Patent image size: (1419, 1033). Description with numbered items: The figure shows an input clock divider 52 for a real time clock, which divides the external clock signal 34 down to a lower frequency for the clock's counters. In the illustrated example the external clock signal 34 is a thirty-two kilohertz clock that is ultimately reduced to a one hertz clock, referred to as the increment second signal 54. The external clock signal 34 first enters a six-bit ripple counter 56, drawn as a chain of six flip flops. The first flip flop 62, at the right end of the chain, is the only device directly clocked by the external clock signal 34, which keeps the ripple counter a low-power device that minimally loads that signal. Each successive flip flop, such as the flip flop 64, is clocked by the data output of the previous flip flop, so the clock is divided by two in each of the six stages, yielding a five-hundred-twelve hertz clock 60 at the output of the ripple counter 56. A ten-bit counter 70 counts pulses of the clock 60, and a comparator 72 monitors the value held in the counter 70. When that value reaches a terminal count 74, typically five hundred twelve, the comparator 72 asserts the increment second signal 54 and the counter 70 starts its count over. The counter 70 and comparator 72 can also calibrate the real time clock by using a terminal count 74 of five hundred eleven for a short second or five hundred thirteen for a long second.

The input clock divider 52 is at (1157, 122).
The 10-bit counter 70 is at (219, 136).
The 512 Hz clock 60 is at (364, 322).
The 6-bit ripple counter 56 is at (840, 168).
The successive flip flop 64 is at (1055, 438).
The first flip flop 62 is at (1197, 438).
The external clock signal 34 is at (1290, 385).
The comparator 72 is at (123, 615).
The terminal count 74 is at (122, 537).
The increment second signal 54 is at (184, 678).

* * * *

- [Task to carry out]
Reproduce each of the lines above verbatim, with no alteration.

- [Solution to this problem]
Patent image size: (1419, 1033). Description with numbered items: The figure shows an input clock divider 52 for a real time clock, which divides the external clock signal 34 down to a lower frequency for the clock's counters. In the illustrated example the external clock signal 34 is a thirty-two kilohertz clock that is ultimately reduced to a one hertz clock, referred to as the increment second signal 54. The external clock signal 34 first enters a six-bit ripple counter 56, drawn as a chain of six flip flops. The first flip flop 62, at the right end of the chain, is the only device directly clocked by the external clock signal 34, which keeps the ripple counter a low-power device that minimally loads that signal. Each successive flip flop, such as the flip flop 64, is clocked by the data output of the previous flip flop, so the clock is divided by two in each of the six stages, yielding a five-hundred-twelve hertz clock 60 at the output of the ripple counter 56. A ten-bit counter 70 counts pulses of the clock 60, and a comparator 72 monitors the value held in the counter 70. When that value reaches a terminal count 74, typically five hundred twelve, the comparator 72 asserts the increment second signal 54 and the counter 70 starts its count over. The counter 70 and comparator 72 can also calibrate the real time clock by using a terminal count 74 of five hundred eleven for a short second or five hundred thirteen for a long second.

The input clock divider 52 is at (1157, 122).
The 10-bit counter 70 is at (219, 136).
The 512 Hz clock 60 is at (364, 322).
The 6-bit ripple counter 56 is at (840, 168).
The successive flip flop 64 is at (1055, 438).
The first flip flop 62 is at (1197, 438).
The external clock signal 34 is at (1290, 385).
The comparator 72 is at (123, 615).
The terminal count 74 is at (122, 537).
The increment second signal 54 is at (184, 678).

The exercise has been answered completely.